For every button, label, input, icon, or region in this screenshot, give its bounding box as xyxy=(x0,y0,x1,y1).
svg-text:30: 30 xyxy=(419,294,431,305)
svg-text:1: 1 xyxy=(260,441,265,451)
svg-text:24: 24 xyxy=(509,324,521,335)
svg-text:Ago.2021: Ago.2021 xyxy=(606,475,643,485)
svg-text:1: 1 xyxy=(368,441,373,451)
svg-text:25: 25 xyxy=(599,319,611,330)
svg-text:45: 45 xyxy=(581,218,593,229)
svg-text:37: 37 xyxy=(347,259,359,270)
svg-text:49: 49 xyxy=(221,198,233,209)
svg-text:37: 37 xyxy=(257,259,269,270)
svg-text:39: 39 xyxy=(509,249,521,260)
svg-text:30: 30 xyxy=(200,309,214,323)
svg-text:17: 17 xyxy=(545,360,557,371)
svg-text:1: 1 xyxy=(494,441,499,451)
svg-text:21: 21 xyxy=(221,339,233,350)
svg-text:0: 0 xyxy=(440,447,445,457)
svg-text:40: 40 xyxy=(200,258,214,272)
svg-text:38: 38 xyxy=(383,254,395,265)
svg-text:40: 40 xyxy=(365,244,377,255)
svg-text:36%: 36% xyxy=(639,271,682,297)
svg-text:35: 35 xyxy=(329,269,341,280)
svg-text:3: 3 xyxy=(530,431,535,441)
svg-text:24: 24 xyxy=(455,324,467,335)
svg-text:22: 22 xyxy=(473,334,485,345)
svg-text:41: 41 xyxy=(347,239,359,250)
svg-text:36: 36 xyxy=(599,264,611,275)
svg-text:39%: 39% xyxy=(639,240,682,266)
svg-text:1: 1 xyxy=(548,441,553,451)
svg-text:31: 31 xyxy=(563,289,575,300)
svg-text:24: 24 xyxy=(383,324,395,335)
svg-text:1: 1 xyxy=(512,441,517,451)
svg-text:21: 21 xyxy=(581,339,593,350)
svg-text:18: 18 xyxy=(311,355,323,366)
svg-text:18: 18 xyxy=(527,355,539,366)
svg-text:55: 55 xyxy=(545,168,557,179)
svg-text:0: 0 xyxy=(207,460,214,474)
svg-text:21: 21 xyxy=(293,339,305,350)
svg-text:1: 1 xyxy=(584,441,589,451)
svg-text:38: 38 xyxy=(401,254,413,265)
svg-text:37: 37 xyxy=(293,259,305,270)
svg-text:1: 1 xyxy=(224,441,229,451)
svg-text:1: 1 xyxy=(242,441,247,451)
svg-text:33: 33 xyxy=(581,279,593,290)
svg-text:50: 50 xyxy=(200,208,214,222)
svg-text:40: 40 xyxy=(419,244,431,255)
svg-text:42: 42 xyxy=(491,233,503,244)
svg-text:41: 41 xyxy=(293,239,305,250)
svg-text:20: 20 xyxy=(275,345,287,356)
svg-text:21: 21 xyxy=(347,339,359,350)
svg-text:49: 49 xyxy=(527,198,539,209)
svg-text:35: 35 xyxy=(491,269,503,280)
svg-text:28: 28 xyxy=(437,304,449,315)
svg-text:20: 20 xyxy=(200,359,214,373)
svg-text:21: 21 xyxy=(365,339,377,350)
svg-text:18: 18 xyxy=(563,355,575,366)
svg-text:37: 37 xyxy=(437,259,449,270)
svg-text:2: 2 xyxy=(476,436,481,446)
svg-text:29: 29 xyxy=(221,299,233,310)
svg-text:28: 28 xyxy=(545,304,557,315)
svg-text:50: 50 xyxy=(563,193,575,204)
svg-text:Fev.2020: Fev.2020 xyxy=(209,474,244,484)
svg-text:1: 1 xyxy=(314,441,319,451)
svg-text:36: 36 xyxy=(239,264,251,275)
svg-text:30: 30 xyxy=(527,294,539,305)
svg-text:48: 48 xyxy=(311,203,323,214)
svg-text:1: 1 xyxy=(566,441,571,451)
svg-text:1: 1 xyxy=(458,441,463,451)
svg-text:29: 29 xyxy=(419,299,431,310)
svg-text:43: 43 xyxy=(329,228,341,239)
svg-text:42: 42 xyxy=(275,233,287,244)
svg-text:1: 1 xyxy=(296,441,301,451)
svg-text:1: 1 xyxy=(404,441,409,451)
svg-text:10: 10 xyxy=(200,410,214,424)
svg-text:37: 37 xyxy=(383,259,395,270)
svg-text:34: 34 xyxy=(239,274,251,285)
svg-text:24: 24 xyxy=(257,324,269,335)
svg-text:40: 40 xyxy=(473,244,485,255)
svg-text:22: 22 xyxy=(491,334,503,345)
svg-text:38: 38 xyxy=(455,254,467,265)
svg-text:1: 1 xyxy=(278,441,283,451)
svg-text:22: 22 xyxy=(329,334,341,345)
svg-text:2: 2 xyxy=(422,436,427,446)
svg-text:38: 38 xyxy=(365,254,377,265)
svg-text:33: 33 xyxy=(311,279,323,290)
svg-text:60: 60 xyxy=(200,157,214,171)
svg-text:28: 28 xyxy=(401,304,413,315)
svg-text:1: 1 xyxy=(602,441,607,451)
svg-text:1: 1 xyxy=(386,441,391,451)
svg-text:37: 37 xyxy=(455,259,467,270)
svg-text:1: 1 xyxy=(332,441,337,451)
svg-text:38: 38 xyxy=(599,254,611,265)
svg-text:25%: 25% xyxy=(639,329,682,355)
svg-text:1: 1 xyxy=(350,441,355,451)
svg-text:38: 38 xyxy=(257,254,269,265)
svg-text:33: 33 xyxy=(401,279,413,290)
________
▶ [Short exercise]
Could you return every line of the material above unchanged, in the same order and with nothing added?

▶ [Complete response]
For every button, label, input, icon, or region in this screenshot, give its bounding box as xyxy=(x0,y0,x1,y1).
svg-text:30: 30 xyxy=(419,294,431,305)
svg-text:1: 1 xyxy=(260,441,265,451)
svg-text:24: 24 xyxy=(509,324,521,335)
svg-text:Ago.2021: Ago.2021 xyxy=(606,475,643,485)
svg-text:1: 1 xyxy=(368,441,373,451)
svg-text:25: 25 xyxy=(599,319,611,330)
svg-text:45: 45 xyxy=(581,218,593,229)
svg-text:37: 37 xyxy=(347,259,359,270)
svg-text:49: 49 xyxy=(221,198,233,209)
svg-text:37: 37 xyxy=(257,259,269,270)
svg-text:39: 39 xyxy=(509,249,521,260)
svg-text:30: 30 xyxy=(200,309,214,323)
svg-text:17: 17 xyxy=(545,360,557,371)
svg-text:1: 1 xyxy=(494,441,499,451)
svg-text:21: 21 xyxy=(221,339,233,350)
svg-text:0: 0 xyxy=(440,447,445,457)
svg-text:40: 40 xyxy=(200,258,214,272)
svg-text:38: 38 xyxy=(383,254,395,265)
svg-text:40: 40 xyxy=(365,244,377,255)
svg-text:36%: 36% xyxy=(639,271,682,297)
svg-text:35: 35 xyxy=(329,269,341,280)
svg-text:3: 3 xyxy=(530,431,535,441)
svg-text:24: 24 xyxy=(455,324,467,335)
svg-text:22: 22 xyxy=(473,334,485,345)
svg-text:41: 41 xyxy=(347,239,359,250)
svg-text:36: 36 xyxy=(599,264,611,275)
svg-text:39%: 39% xyxy=(639,240,682,266)
svg-text:1: 1 xyxy=(548,441,553,451)
svg-text:31: 31 xyxy=(563,289,575,300)
svg-text:24: 24 xyxy=(383,324,395,335)
svg-text:1: 1 xyxy=(512,441,517,451)
svg-text:21: 21 xyxy=(581,339,593,350)
svg-text:18: 18 xyxy=(311,355,323,366)
svg-text:18: 18 xyxy=(527,355,539,366)
svg-text:55: 55 xyxy=(545,168,557,179)
svg-text:0: 0 xyxy=(207,460,214,474)
svg-text:21: 21 xyxy=(293,339,305,350)
svg-text:1: 1 xyxy=(584,441,589,451)
svg-text:38: 38 xyxy=(401,254,413,265)
svg-text:37: 37 xyxy=(293,259,305,270)
svg-text:1: 1 xyxy=(224,441,229,451)
svg-text:1: 1 xyxy=(242,441,247,451)
svg-text:33: 33 xyxy=(581,279,593,290)
svg-text:50: 50 xyxy=(200,208,214,222)
svg-text:40: 40 xyxy=(419,244,431,255)
svg-text:42: 42 xyxy=(491,233,503,244)
svg-text:41: 41 xyxy=(293,239,305,250)
svg-text:20: 20 xyxy=(275,345,287,356)
svg-text:21: 21 xyxy=(347,339,359,350)
svg-text:49: 49 xyxy=(527,198,539,209)
svg-text:35: 35 xyxy=(491,269,503,280)
svg-text:28: 28 xyxy=(437,304,449,315)
svg-text:20: 20 xyxy=(200,359,214,373)
svg-text:21: 21 xyxy=(365,339,377,350)
svg-text:18: 18 xyxy=(563,355,575,366)
svg-text:37: 37 xyxy=(437,259,449,270)
svg-text:2: 2 xyxy=(476,436,481,446)
svg-text:29: 29 xyxy=(221,299,233,310)
svg-text:28: 28 xyxy=(545,304,557,315)
svg-text:50: 50 xyxy=(563,193,575,204)
svg-text:Fev.2020: Fev.2020 xyxy=(209,474,244,484)
svg-text:1: 1 xyxy=(314,441,319,451)
svg-text:36: 36 xyxy=(239,264,251,275)
svg-text:30: 30 xyxy=(527,294,539,305)
svg-text:48: 48 xyxy=(311,203,323,214)
svg-text:1: 1 xyxy=(566,441,571,451)
svg-text:1: 1 xyxy=(458,441,463,451)
svg-text:29: 29 xyxy=(419,299,431,310)
svg-text:43: 43 xyxy=(329,228,341,239)
svg-text:42: 42 xyxy=(275,233,287,244)
svg-text:1: 1 xyxy=(296,441,301,451)
svg-text:1: 1 xyxy=(404,441,409,451)
svg-text:10: 10 xyxy=(200,410,214,424)
svg-text:37: 37 xyxy=(383,259,395,270)
svg-text:34: 34 xyxy=(239,274,251,285)
svg-text:24: 24 xyxy=(257,324,269,335)
svg-text:40: 40 xyxy=(473,244,485,255)
svg-text:22: 22 xyxy=(491,334,503,345)
svg-text:38: 38 xyxy=(455,254,467,265)
svg-text:1: 1 xyxy=(278,441,283,451)
svg-text:22: 22 xyxy=(329,334,341,345)
svg-text:2: 2 xyxy=(422,436,427,446)
svg-text:38: 38 xyxy=(365,254,377,265)
svg-text:33: 33 xyxy=(311,279,323,290)
svg-text:60: 60 xyxy=(200,157,214,171)
svg-text:28: 28 xyxy=(401,304,413,315)
svg-text:1: 1 xyxy=(602,441,607,451)
svg-text:1: 1 xyxy=(386,441,391,451)
svg-text:37: 37 xyxy=(455,259,467,270)
svg-text:1: 1 xyxy=(332,441,337,451)
svg-text:38: 38 xyxy=(599,254,611,265)
svg-text:25%: 25% xyxy=(639,329,682,355)
svg-text:1: 1 xyxy=(350,441,355,451)
svg-text:38: 38 xyxy=(257,254,269,265)
svg-text:33: 33 xyxy=(401,279,413,290)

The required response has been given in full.